# start of Dataset records

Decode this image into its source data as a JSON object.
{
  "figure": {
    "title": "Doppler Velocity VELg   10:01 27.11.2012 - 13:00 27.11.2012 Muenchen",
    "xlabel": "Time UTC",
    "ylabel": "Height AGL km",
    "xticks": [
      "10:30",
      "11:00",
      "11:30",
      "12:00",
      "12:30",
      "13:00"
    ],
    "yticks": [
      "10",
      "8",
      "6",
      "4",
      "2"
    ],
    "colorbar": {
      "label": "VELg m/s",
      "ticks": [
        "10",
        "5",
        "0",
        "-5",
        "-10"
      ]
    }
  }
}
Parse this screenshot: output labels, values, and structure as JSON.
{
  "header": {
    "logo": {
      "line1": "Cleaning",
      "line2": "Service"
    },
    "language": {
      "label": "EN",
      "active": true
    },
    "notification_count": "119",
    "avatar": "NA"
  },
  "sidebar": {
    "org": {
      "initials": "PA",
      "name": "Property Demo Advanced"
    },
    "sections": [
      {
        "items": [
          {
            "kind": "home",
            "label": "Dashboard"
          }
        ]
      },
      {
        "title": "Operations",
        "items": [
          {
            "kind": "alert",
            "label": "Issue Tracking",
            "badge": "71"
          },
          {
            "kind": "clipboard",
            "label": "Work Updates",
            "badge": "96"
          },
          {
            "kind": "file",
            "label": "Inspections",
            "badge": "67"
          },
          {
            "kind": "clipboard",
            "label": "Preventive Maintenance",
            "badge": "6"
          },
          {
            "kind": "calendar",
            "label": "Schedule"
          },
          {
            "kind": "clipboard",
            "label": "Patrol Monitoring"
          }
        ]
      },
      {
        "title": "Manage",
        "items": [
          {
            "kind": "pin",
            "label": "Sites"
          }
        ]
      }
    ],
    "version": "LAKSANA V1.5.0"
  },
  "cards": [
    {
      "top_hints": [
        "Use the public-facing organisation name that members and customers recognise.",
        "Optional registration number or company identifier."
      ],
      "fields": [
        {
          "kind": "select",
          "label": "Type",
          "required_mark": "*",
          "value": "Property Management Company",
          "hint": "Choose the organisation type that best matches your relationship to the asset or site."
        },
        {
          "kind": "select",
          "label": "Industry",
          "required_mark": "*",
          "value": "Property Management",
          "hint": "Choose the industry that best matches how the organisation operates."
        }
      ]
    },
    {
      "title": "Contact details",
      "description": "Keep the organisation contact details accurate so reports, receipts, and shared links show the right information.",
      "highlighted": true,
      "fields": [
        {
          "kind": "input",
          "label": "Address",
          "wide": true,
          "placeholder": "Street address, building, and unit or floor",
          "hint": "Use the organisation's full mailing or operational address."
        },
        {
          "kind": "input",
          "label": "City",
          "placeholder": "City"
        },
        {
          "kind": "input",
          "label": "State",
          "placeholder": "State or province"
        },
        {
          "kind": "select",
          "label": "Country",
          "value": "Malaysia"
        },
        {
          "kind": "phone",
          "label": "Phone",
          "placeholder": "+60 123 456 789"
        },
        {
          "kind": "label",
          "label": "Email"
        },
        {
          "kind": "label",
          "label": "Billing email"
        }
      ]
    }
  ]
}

# end of Dataset records

» **What is required**: Repeat every line of the material exactly as given.

» **Answer for this exercise**:
Decode this image into its source data as a JSON object.
{
  "figure": {
    "title": "Doppler Velocity VELg   10:01 27.11.2012 - 13:00 27.11.2012 Muenchen",
    "xlabel": "Time UTC",
    "ylabel": "Height AGL km",
    "xticks": [
      "10:30",
      "11:00",
      "11:30",
      "12:00",
      "12:30",
      "13:00"
    ],
    "yticks": [
      "10",
      "8",
      "6",
      "4",
      "2"
    ],
    "colorbar": {
      "label": "VELg m/s",
      "ticks": [
        "10",
        "5",
        "0",
        "-5",
        "-10"
      ]
    }
  }
}
Parse this screenshot: output labels, values, and structure as JSON.
{
  "header": {
    "logo": {
      "line1": "Cleaning",
      "line2": "Service"
    },
    "language": {
      "label": "EN",
      "active": true
    },
    "notification_count": "119",
    "avatar": "NA"
  },
  "sidebar": {
    "org": {
      "initials": "PA",
      "name": "Property Demo Advanced"
    },
    "sections": [
      {
        "items": [
          {
            "kind": "home",
            "label": "Dashboard"
          }
        ]
      },
      {
        "title": "Operations",
        "items": [
          {
            "kind": "alert",
            "label": "Issue Tracking",
            "badge": "71"
          },
          {
            "kind": "clipboard",
            "label": "Work Updates",
            "badge": "96"
          },
          {
            "kind": "file",
            "label": "Inspections",
            "badge": "67"
          },
          {
            "kind": "clipboard",
            "label": "Preventive Maintenance",
            "badge": "6"
          },
          {
            "kind": "calendar",
            "label": "Schedule"
          },
          {
            "kind": "clipboard",
            "label": "Patrol Monitoring"
          }
        ]
      },
      {
        "title": "Manage",
        "items": [
          {
            "kind": "pin",
            "label": "Sites"
          }
        ]
      }
    ],
    "version": "LAKSANA V1.5.0"
  },
  "cards": [
    {
      "top_hints": [
        "Use the public-facing organisation name that members and customers recognise.",
        "Optional registration number or company identifier."
      ],
      "fields": [
        {
          "kind": "select",
          "label": "Type",
          "required_mark": "*",
          "value": "Property Management Company",
          "hint": "Choose the organisation type that best matches your relationship to the asset or site."
        },
        {
          "kind": "select",
          "label": "Industry",
          "required_mark": "*",
          "value": "Property Management",
          "hint": "Choose the industry that best matches how the organisation operates."
        }
      ]
    },
    {
      "title": "Contact details",
      "description": "Keep the organisation contact details accurate so reports, receipts, and shared links show the right information.",
      "highlighted": true,
      "fields": [
        {
          "kind": "input",
          "label": "Address",
          "wide": true,
          "placeholder": "Street address, building, and unit or floor",
          "hint": "Use the organisation's full mailing or operational address."
        },
        {
          "kind": "input",
          "label": "City",
          "placeholder": "City"
        },
        {
          "kind": "input",
          "label": "State",
          "placeholder": "State or province"
        },
        {
          "kind": "select",
          "label": "Country",
          "value": "Malaysia"
        },
        {
          "kind": "phone",
          "label": "Phone",
          "placeholder": "+60 123 456 789"
        },
        {
          "kind": "label",
          "label": "Email"
        },
        {
          "kind": "label",
          "label": "Billing email"
        }
      ]
    }
  ]
}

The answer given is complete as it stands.